+++ Record list
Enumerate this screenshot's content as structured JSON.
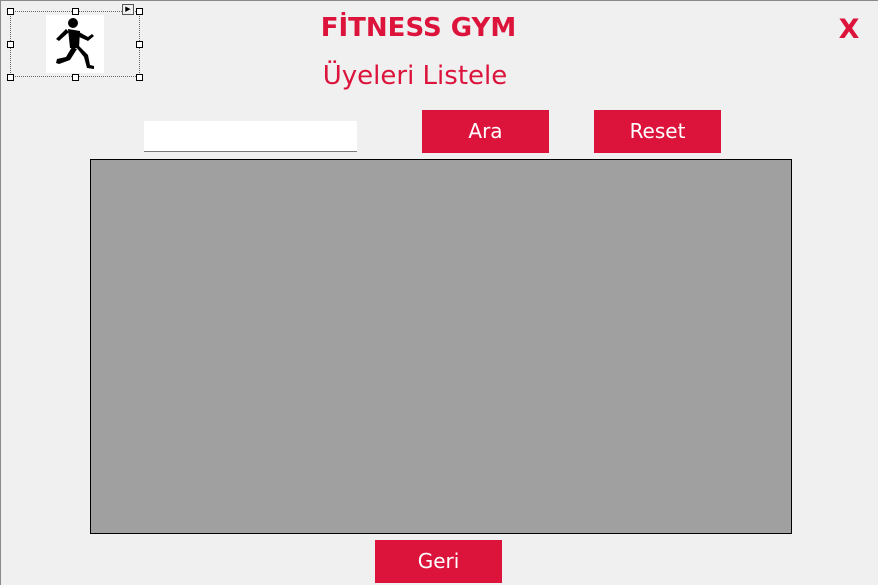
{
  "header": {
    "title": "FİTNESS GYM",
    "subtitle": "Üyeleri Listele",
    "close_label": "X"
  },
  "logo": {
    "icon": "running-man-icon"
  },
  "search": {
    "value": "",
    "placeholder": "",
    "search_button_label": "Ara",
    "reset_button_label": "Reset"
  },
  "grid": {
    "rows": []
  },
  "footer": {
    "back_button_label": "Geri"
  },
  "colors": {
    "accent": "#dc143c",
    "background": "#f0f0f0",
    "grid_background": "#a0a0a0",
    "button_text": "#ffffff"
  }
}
++++++
+++ Record list
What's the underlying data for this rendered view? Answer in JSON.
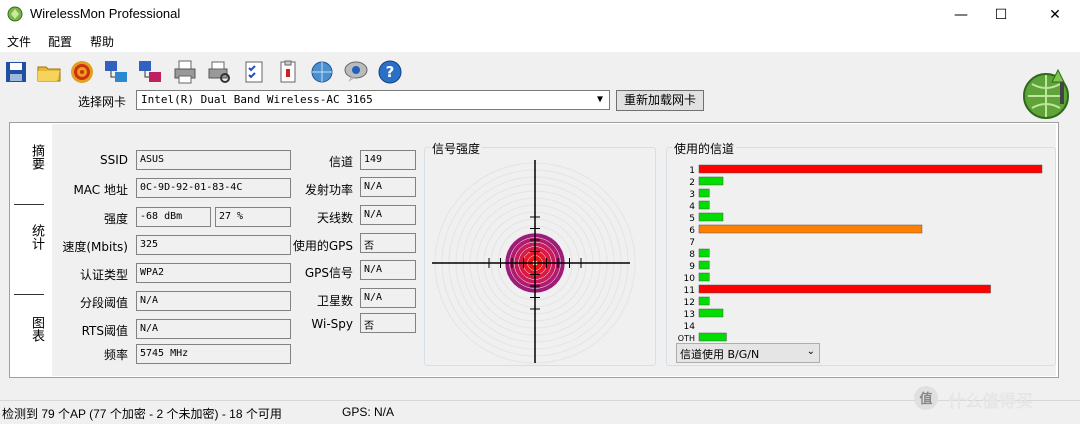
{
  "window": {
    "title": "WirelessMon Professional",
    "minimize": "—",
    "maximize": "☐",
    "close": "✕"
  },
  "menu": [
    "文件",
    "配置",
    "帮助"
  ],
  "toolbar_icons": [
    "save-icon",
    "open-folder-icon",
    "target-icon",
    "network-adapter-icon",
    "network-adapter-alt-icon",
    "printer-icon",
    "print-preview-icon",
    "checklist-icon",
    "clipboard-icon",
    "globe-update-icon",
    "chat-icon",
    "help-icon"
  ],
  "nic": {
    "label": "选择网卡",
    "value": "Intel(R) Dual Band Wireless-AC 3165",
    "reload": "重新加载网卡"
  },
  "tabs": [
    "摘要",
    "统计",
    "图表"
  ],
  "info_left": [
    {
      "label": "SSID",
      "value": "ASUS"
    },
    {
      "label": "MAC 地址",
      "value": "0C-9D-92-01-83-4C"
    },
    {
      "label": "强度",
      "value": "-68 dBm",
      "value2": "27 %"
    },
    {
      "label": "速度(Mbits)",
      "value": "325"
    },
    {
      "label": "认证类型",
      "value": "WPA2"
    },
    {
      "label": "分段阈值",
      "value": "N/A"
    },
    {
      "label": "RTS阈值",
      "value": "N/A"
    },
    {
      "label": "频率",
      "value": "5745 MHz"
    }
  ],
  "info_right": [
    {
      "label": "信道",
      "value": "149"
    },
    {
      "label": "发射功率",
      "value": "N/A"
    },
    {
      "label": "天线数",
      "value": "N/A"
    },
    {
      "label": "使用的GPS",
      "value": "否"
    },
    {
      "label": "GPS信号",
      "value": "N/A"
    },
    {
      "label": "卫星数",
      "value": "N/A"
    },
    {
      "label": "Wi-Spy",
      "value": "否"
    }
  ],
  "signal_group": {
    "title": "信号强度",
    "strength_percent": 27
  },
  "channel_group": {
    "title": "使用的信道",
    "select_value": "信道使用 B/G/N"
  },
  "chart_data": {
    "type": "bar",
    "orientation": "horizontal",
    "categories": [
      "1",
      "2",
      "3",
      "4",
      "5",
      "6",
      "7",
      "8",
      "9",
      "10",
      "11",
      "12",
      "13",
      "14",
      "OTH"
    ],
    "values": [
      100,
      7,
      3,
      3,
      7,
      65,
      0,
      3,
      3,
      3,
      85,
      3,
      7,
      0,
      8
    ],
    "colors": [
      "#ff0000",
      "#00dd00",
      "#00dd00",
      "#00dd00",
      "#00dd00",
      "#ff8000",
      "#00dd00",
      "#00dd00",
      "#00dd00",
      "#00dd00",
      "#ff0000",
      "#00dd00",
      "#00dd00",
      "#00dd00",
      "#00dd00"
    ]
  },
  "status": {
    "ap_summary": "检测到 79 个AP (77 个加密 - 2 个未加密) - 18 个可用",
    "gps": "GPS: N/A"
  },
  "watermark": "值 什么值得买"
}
++++++
#### [Task description]
From the listing, copy every line where the string "JSON" appears.

#### [Completed task]
Enumerate this screenshot's content as structured JSON.
What's the underlying data for this rendered view? Answer in JSON.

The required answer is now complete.